:: Task directions ::
Copy every line from the material below that holds "title".

:: Supplied information ::
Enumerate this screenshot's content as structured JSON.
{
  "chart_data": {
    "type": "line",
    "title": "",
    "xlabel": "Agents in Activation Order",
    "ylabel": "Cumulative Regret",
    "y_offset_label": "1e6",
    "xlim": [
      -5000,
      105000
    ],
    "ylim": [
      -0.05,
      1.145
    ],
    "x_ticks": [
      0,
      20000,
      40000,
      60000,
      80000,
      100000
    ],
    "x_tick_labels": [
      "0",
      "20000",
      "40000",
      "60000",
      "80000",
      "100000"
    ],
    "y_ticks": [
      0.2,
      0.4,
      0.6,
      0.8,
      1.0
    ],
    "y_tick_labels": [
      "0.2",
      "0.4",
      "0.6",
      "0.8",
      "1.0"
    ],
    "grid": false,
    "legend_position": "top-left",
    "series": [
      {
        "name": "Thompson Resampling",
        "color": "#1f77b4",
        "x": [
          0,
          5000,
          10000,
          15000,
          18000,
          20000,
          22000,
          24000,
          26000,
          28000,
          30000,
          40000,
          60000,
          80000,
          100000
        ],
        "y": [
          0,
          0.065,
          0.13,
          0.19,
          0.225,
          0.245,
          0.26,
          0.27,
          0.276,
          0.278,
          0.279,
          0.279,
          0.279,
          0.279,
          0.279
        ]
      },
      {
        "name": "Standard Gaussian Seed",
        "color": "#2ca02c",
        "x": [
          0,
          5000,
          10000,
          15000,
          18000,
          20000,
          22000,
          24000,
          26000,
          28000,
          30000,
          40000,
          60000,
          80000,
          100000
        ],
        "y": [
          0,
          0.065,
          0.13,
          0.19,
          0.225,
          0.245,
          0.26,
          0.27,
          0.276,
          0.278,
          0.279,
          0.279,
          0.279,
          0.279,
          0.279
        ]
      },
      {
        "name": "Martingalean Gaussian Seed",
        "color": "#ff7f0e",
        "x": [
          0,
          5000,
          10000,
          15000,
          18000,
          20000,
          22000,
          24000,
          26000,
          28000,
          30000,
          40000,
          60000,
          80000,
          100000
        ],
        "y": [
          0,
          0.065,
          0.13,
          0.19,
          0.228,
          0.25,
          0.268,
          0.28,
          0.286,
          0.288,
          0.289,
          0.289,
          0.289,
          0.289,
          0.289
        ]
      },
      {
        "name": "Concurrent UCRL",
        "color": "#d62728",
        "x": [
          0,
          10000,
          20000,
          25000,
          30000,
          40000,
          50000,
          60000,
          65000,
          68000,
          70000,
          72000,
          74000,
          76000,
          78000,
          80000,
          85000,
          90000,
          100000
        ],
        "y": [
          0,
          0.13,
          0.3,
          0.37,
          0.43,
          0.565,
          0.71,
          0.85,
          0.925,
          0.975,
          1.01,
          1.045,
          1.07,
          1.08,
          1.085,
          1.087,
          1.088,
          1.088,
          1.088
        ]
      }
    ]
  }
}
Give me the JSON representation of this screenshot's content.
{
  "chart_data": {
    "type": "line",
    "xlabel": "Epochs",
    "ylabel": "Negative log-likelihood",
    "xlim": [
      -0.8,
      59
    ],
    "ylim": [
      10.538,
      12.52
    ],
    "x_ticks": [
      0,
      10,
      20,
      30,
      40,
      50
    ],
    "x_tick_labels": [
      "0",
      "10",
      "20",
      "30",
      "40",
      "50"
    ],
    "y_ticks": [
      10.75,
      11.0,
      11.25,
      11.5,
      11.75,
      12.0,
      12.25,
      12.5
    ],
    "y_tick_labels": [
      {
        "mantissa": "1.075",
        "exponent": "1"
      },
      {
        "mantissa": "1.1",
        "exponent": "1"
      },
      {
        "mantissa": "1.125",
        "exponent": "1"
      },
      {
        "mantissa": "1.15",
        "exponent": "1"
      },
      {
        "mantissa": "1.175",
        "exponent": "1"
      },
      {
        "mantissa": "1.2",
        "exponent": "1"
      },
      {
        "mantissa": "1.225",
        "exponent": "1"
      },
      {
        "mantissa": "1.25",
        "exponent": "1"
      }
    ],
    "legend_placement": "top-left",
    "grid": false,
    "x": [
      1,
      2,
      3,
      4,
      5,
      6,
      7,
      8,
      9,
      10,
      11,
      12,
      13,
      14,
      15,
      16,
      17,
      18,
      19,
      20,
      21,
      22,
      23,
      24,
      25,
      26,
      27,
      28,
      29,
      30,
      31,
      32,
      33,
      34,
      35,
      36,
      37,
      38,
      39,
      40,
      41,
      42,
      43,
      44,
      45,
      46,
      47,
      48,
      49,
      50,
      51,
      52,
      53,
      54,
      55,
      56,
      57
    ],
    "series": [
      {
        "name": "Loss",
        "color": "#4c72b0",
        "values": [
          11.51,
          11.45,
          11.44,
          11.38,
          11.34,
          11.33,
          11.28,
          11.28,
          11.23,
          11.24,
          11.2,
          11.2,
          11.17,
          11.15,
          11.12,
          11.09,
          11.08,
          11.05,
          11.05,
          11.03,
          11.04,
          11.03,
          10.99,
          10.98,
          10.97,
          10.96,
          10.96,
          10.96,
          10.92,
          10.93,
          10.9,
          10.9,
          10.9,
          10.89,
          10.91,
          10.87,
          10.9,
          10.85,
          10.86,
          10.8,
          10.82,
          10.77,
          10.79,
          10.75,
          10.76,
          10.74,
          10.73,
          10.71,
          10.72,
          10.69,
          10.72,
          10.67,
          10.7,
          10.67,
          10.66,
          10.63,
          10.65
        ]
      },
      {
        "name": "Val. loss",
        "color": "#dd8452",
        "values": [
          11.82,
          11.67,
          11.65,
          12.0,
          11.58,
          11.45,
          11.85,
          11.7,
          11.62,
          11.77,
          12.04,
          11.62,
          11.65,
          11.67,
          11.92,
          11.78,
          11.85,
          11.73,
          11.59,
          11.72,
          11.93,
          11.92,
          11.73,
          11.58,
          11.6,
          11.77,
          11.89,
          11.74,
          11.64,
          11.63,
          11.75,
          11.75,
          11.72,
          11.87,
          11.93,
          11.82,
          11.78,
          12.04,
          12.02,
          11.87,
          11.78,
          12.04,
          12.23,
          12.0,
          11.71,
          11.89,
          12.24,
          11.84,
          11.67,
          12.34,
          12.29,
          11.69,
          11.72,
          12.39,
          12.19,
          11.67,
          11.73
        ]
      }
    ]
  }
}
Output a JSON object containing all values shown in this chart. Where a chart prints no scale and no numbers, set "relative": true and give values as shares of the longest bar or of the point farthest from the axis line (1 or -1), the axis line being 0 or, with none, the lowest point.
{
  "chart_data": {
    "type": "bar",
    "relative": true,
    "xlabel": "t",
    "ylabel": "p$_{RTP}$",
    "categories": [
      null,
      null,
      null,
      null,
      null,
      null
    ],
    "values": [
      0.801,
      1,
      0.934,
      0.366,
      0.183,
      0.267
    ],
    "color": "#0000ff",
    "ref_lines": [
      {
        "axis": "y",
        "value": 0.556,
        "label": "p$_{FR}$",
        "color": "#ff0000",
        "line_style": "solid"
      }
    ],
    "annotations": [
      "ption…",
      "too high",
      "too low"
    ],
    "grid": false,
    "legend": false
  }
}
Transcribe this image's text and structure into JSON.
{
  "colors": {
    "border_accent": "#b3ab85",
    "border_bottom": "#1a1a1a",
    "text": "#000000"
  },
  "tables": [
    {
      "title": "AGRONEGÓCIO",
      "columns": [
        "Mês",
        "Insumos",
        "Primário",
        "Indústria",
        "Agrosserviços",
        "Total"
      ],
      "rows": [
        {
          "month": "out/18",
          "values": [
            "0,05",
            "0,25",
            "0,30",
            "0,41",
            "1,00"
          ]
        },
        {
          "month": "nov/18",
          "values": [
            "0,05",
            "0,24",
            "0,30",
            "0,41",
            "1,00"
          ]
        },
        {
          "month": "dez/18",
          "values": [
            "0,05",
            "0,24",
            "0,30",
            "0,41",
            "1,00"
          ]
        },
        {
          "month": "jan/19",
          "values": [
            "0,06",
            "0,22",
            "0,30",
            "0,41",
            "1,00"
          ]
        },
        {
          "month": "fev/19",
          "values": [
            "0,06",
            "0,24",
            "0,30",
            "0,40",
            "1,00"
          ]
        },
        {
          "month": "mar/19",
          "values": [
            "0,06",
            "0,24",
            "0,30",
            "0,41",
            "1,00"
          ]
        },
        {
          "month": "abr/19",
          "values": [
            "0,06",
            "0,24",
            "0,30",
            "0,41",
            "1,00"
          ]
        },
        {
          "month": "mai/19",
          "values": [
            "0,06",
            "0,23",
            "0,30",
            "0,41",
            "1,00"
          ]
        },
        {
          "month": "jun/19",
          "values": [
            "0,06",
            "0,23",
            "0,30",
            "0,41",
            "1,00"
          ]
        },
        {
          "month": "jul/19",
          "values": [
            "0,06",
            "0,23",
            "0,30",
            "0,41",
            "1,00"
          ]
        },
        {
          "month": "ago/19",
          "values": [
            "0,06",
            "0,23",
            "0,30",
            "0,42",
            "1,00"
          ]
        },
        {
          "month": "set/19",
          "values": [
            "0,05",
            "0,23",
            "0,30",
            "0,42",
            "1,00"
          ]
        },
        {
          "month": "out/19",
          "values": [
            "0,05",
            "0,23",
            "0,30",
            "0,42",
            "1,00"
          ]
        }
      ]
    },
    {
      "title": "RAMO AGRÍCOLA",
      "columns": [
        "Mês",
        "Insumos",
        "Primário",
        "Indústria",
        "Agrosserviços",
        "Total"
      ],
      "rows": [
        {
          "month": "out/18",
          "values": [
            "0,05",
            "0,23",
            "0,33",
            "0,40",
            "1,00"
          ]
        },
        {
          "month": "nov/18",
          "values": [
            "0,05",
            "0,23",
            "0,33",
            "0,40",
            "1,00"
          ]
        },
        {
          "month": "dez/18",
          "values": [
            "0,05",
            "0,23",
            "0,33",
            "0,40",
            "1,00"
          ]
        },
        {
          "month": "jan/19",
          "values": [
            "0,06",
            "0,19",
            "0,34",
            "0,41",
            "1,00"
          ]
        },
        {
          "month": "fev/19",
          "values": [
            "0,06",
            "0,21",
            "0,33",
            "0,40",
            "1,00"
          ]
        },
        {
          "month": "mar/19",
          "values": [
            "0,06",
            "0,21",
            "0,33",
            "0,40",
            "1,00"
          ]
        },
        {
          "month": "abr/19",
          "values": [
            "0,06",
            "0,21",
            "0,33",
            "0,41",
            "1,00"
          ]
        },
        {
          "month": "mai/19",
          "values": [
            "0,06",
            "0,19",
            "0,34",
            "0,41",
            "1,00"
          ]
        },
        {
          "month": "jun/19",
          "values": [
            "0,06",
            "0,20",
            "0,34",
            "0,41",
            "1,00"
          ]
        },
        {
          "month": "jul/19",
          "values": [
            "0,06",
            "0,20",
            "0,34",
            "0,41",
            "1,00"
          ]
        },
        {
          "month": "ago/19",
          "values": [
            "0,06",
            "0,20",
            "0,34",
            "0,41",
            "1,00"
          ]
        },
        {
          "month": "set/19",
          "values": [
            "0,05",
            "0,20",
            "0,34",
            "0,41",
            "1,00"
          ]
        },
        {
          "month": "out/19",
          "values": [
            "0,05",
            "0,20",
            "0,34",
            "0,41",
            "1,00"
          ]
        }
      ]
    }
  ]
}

:: Task output ::
    "title": "",
      "title": "AGRONEGÓCIO",
      "title": "RAMO AGRÍCOLA",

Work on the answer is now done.